======== Entries shown

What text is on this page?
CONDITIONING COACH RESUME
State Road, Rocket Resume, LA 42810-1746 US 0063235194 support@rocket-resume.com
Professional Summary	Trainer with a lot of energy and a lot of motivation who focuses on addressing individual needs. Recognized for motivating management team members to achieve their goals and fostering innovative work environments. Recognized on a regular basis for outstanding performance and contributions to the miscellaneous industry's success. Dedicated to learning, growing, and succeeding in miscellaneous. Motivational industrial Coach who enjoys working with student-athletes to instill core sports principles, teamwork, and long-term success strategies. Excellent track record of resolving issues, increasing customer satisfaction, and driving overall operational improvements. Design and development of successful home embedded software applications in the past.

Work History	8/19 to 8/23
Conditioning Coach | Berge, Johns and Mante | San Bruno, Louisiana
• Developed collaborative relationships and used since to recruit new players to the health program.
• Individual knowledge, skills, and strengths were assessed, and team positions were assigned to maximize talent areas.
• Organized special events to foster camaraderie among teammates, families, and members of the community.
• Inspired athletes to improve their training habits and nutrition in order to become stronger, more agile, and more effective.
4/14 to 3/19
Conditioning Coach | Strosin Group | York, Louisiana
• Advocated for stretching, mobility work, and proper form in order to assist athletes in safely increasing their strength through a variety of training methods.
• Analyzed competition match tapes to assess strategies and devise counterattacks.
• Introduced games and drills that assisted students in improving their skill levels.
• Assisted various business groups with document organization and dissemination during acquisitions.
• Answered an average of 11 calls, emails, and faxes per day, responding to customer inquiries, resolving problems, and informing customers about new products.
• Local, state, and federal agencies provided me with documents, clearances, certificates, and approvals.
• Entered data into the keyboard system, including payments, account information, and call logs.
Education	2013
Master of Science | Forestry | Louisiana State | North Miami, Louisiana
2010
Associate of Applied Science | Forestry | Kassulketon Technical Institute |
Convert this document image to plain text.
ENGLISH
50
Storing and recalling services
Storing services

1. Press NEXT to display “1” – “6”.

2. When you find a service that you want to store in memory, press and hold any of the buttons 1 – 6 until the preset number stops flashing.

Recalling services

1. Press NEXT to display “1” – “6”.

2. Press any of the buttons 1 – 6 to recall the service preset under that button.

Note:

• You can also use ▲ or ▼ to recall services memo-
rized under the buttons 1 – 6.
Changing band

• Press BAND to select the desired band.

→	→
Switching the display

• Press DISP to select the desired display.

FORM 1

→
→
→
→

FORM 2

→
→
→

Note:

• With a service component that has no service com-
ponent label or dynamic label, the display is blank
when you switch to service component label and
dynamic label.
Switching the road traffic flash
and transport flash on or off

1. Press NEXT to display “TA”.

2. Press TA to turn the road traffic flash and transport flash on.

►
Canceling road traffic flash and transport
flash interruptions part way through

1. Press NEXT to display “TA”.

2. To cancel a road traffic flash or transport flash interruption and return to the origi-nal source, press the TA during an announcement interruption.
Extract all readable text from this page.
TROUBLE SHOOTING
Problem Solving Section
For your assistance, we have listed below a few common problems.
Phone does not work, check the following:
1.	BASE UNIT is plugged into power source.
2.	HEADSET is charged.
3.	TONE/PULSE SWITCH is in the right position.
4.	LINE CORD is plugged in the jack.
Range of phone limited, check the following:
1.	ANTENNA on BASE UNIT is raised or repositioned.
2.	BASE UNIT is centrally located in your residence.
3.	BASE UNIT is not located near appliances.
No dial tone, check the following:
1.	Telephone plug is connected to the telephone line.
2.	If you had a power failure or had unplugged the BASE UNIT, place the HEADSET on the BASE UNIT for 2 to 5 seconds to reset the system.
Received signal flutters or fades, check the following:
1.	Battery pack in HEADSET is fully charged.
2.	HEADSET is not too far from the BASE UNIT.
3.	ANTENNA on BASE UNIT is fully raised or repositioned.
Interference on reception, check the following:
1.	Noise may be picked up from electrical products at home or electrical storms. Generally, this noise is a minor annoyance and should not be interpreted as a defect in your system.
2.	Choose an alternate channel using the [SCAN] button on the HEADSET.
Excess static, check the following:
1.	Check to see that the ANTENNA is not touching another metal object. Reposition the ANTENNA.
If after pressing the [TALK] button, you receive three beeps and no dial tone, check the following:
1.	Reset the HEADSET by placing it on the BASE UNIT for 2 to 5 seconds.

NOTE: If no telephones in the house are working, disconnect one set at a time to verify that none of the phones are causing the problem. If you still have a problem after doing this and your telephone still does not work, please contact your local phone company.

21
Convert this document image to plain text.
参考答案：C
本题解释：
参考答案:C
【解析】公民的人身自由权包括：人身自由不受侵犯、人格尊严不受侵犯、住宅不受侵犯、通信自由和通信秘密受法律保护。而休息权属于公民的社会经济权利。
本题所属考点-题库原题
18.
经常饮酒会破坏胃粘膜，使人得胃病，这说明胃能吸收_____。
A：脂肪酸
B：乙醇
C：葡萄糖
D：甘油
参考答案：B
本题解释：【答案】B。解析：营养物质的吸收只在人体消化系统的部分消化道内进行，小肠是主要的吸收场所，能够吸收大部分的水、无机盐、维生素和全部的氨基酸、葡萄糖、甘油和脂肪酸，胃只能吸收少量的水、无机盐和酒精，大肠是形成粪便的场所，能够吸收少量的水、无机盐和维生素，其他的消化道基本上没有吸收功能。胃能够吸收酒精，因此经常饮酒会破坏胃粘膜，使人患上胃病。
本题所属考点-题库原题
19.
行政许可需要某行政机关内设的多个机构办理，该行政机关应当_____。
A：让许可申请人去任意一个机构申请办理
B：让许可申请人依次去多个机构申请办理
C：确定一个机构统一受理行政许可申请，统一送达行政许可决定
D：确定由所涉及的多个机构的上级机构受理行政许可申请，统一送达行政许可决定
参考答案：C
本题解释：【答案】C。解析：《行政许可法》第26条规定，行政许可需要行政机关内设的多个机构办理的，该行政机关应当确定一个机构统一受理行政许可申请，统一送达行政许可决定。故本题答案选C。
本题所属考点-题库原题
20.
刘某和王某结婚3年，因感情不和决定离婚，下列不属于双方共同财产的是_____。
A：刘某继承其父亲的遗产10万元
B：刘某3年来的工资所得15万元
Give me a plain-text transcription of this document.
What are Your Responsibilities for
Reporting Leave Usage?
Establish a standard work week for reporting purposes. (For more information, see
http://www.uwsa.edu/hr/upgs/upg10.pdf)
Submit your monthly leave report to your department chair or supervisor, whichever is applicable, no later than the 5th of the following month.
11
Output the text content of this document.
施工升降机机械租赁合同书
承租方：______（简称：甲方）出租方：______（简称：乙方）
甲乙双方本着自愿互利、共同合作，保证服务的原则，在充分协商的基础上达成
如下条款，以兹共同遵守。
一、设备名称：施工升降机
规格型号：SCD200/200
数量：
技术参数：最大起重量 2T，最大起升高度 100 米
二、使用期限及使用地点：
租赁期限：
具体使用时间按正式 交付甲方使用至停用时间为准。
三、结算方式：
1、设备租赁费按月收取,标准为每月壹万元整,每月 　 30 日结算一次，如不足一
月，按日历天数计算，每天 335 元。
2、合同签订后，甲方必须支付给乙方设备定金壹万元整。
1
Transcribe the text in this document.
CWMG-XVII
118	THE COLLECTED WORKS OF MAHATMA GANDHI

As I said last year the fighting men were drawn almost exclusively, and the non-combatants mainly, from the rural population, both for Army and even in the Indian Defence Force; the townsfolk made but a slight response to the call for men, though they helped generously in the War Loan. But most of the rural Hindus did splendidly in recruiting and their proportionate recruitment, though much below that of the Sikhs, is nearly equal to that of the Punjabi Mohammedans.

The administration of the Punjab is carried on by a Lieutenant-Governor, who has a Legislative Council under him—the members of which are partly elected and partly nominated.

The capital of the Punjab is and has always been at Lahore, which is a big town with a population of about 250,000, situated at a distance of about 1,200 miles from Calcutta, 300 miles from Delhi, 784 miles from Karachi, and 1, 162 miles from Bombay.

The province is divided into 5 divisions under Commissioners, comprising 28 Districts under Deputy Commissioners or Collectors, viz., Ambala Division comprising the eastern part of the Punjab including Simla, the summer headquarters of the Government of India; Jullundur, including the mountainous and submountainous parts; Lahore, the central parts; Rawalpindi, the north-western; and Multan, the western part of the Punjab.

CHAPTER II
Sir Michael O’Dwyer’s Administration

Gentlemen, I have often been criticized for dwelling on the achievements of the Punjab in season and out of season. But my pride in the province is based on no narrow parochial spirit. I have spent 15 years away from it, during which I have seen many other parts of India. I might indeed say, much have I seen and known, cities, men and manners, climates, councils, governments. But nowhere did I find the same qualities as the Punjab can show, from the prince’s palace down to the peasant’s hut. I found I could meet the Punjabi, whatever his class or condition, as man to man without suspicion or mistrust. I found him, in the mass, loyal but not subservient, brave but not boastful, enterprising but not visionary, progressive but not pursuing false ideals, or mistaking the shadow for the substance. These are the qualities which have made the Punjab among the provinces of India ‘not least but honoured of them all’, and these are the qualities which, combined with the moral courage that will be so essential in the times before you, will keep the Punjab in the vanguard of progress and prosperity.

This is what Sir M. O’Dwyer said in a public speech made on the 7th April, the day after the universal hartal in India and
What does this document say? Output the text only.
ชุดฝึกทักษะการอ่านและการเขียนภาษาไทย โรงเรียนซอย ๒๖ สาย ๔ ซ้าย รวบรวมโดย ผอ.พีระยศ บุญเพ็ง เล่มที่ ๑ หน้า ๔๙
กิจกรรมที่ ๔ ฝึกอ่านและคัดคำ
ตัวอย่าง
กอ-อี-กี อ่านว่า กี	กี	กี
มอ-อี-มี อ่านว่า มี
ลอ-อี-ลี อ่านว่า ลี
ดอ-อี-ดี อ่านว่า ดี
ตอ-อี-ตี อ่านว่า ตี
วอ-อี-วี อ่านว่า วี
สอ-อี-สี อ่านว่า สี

================

Written instruction –
List every line above that contains the word "been".

Written solution –
The capital of the Punjab is and has always been at Lahore, which is a big town with a population of about 250,000, situated at a distance of about 1,200 miles from Calcutta, 300 miles from Delhi, 784 miles from Karachi, and 1, 162 miles from Bombay.
Gentlemen, I have often been criticized for dwelling on the achievements of the Punjab in season and out of season. But my pride in the province is based on no narrow parochial spirit. I have spent 15 years away from it, during which I have seen many other parts of India. I might indeed say, much have I seen and known, cities, men and manners, climates, councils, governments. But nowhere did I find the same qualities as the Punjab can show, from the prince’s palace down to the peasant’s hut. I found I could meet the Punjabi, whatever his class or condition, as man to man without suspicion or mistrust. I found him, in the mass, loyal but not subservient, brave but not boastful, enterprising but not visionary, progressive but not pursuing false ideals, or mistaking the shadow for the substance. These are the qualities which have made the Punjab among the provinces of India ‘not least but honoured of them all’, and these are the qualities which, combined with the moral courage that will be so essential in the times before you, will keep the Punjab in the vanguard of progress and prosperity.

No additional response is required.